• STATED EXERCISE: Please copy out every line of the material below word for word, leaving out the pictures.
--- --- ---
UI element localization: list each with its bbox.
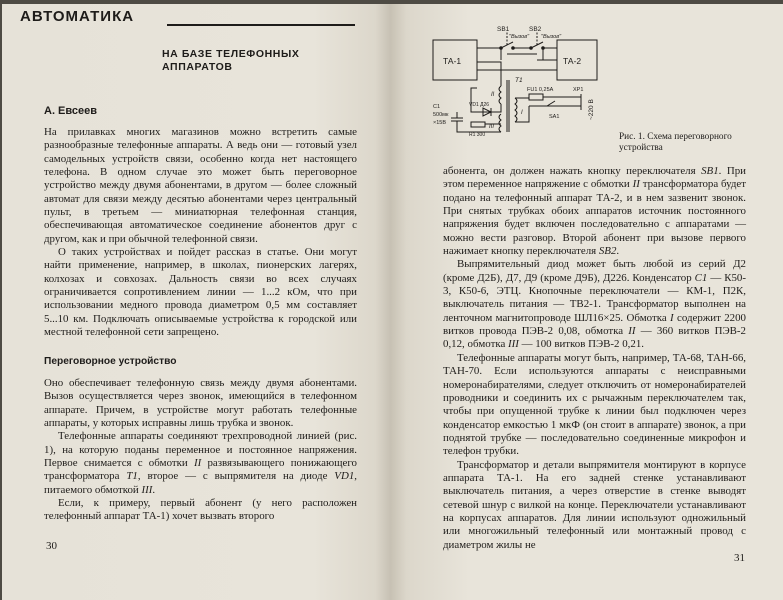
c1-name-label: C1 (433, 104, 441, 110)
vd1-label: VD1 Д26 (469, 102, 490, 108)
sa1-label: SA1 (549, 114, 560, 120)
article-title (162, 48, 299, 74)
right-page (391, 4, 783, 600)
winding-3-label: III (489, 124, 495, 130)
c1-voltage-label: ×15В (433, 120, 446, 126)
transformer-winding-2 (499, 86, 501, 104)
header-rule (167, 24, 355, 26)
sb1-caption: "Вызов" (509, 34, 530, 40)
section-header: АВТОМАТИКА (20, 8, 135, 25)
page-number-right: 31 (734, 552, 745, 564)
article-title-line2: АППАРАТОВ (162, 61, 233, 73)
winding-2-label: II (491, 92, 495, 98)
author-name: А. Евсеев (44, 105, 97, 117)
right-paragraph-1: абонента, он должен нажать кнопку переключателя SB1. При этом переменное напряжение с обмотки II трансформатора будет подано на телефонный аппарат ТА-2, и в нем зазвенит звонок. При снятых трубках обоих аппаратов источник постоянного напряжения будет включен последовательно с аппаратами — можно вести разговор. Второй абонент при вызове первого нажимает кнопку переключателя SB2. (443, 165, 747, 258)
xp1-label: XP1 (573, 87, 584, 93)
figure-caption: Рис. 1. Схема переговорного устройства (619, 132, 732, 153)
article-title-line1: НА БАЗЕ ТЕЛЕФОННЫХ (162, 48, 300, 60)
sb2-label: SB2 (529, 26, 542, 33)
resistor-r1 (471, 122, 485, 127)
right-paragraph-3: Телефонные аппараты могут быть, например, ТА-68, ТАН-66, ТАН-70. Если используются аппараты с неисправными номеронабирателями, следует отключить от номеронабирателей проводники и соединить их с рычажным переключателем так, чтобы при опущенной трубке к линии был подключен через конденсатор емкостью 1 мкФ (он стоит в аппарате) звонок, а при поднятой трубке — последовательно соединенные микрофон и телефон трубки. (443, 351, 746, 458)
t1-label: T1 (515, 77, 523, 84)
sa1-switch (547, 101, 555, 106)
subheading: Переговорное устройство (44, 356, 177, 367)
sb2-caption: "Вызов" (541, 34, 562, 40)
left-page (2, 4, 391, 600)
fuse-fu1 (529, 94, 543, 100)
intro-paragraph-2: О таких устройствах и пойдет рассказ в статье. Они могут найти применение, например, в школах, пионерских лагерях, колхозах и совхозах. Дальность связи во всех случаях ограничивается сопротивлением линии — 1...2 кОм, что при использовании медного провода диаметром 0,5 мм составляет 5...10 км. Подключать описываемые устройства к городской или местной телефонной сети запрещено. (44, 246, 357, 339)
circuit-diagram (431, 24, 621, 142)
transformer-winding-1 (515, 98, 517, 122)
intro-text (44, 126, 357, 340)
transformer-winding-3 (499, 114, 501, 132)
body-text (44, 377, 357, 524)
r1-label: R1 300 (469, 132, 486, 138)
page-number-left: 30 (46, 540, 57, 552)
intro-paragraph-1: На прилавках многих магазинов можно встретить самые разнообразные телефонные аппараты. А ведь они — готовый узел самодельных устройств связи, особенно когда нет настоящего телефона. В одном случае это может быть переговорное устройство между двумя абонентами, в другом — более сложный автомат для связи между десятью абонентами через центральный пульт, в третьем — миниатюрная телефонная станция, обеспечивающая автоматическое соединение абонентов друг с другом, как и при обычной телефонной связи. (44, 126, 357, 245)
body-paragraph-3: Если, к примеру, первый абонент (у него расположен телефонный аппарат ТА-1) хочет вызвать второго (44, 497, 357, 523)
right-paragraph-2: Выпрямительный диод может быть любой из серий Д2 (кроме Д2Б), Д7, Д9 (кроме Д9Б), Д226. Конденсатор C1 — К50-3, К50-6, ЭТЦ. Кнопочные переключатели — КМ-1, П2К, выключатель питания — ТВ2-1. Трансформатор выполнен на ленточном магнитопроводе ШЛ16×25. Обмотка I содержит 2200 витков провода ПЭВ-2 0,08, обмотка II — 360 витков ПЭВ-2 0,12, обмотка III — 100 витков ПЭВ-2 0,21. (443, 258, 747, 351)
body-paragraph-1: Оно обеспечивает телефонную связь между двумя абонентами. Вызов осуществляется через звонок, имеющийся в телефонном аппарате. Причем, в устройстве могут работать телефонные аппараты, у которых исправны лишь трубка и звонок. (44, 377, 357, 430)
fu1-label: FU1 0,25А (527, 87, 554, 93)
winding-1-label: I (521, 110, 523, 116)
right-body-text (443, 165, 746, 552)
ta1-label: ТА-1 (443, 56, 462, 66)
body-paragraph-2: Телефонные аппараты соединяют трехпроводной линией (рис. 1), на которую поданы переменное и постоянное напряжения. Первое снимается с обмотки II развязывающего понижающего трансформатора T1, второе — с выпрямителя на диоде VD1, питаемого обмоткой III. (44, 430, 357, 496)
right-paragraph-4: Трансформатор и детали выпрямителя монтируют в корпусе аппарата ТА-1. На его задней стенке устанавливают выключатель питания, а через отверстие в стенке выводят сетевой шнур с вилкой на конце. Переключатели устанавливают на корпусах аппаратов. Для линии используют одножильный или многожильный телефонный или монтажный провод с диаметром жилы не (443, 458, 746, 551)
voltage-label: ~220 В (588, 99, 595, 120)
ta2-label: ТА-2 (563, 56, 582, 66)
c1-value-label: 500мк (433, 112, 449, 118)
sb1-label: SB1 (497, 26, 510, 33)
--- --- ---
• OUTPUT FOR THIS TASK:
UI element localization: list each with its bbox.
c1-name-label: C1 (433, 104, 441, 110)
vd1-label: VD1 Д26 (469, 102, 490, 108)
sa1-label: SA1 (549, 114, 560, 120)
article-title (162, 48, 299, 74)
right-page (391, 4, 783, 600)
winding-3-label: III (489, 124, 495, 130)
c1-voltage-label: ×15В (433, 120, 446, 126)
transformer-winding-2 (499, 86, 501, 104)
header-rule (167, 24, 355, 26)
sb1-caption: "Вызов" (509, 34, 530, 40)
section-header: АВТОМАТИКА (20, 8, 135, 25)
page-number-right: 31 (734, 552, 745, 564)
article-title-line2: АППАРАТОВ (162, 61, 233, 73)
winding-2-label: II (491, 92, 495, 98)
author-name: А. Евсеев (44, 105, 97, 117)
right-paragraph-1: абонента, он должен нажать кнопку переключателя SB1. При этом переменное напряжение с обмотки II трансформатора будет подано на телефонный аппарат ТА-2, и в нем зазвенит звонок. При снятых трубках обоих аппаратов источник постоянного напряжения будет включен последовательно с аппаратами — можно вести разговор. Второй абонент при вызове первого нажимает кнопку переключателя SB2. (443, 165, 747, 258)
xp1-label: XP1 (573, 87, 584, 93)
figure-caption: Рис. 1. Схема переговорного устройства (619, 132, 732, 153)
article-title-line1: НА БАЗЕ ТЕЛЕФОННЫХ (162, 48, 300, 60)
sb2-label: SB2 (529, 26, 542, 33)
resistor-r1 (471, 122, 485, 127)
right-paragraph-3: Телефонные аппараты могут быть, например, ТА-68, ТАН-66, ТАН-70. Если используются аппараты с неисправными номеронабирателями, следует отключить от номеронабирателей проводники и соединить их с рычажным переключателем так, чтобы при опущенной трубке к линии был подключен через конденсатор емкостью 1 мкФ (он стоит в аппарате) звонок, а при поднятой трубке — последовательно соединенные микрофон и телефон трубки. (443, 351, 746, 458)
t1-label: T1 (515, 77, 523, 84)
sa1-switch (547, 101, 555, 106)
subheading: Переговорное устройство (44, 356, 177, 367)
sb2-caption: "Вызов" (541, 34, 562, 40)
left-page (2, 4, 391, 600)
fuse-fu1 (529, 94, 543, 100)
intro-paragraph-2: О таких устройствах и пойдет рассказ в статье. Они могут найти применение, например, в школах, пионерских лагерях, колхозах и совхозах. Дальность связи во всех случаях ограничивается сопротивлением линии — 1...2 кОм, что при использовании медного провода диаметром 0,5 мм составляет 5...10 км. Подключать описываемые устройства к городской или местной телефонной сети запрещено. (44, 246, 357, 339)
circuit-diagram (431, 24, 621, 142)
transformer-winding-1 (515, 98, 517, 122)
intro-text (44, 126, 357, 340)
transformer-winding-3 (499, 114, 501, 132)
body-text (44, 377, 357, 524)
r1-label: R1 300 (469, 132, 486, 138)
page-number-left: 30 (46, 540, 57, 552)
intro-paragraph-1: На прилавках многих магазинов можно встретить самые разнообразные телефонные аппараты. А ведь они — готовый узел самодельных устройств связи, особенно когда нет настоящего телефона. В одном случае это может быть переговорное устройство между двумя абонентами, в другом — более сложный автомат для связи между десятью абонентами через центральный пульт, в третьем — миниатюрная телефонная станция, обеспечивающая автоматическое соединение абонентов друг с другом, как и при обычной телефонной связи. (44, 126, 357, 245)
body-paragraph-3: Если, к примеру, первый абонент (у него расположен телефонный аппарат ТА-1) хочет вызвать второго (44, 497, 357, 523)
right-paragraph-2: Выпрямительный диод может быть любой из серий Д2 (кроме Д2Б), Д7, Д9 (кроме Д9Б), Д226. Конденсатор C1 — К50-3, К50-6, ЭТЦ. Кнопочные переключатели — КМ-1, П2К, выключатель питания — ТВ2-1. Трансформатор выполнен на ленточном магнитопроводе ШЛ16×25. Обмотка I содержит 2200 витков провода ПЭВ-2 0,08, обмотка II — 360 витков ПЭВ-2 0,12, обмотка III — 100 витков ПЭВ-2 0,21. (443, 258, 747, 351)
body-paragraph-1: Оно обеспечивает телефонную связь между двумя абонентами. Вызов осуществляется через звонок, имеющийся в телефонном аппарате. Причем, в устройстве могут работать телефонные аппараты, у которых исправны лишь трубка и звонок. (44, 377, 357, 430)
fu1-label: FU1 0,25А (527, 87, 554, 93)
winding-1-label: I (521, 110, 523, 116)
right-body-text (443, 165, 746, 552)
ta1-label: ТА-1 (443, 56, 462, 66)
body-paragraph-2: Телефонные аппараты соединяют трехпроводной линией (рис. 1), на которую поданы переменное и постоянное напряжения. Первое снимается с обмотки II развязывающего понижающего трансформатора T1, второе — с выпрямителя на диоде VD1, питаемого обмоткой III. (44, 430, 357, 496)
right-paragraph-4: Трансформатор и детали выпрямителя монтируют в корпусе аппарата ТА-1. На его задней стенке устанавливают выключатель питания, а через отверстие в стенке выводят сетевой шнур с вилкой на конце. Переключатели устанавливают на корпусах аппаратов. Для линии используют одножильный или многожильный телефонный или монтажный провод с диаметром жилы не (443, 458, 746, 551)
voltage-label: ~220 В (588, 99, 595, 120)
ta2-label: ТА-2 (563, 56, 582, 66)
c1-value-label: 500мк (433, 112, 449, 118)
sb1-label: SB1 (497, 26, 510, 33)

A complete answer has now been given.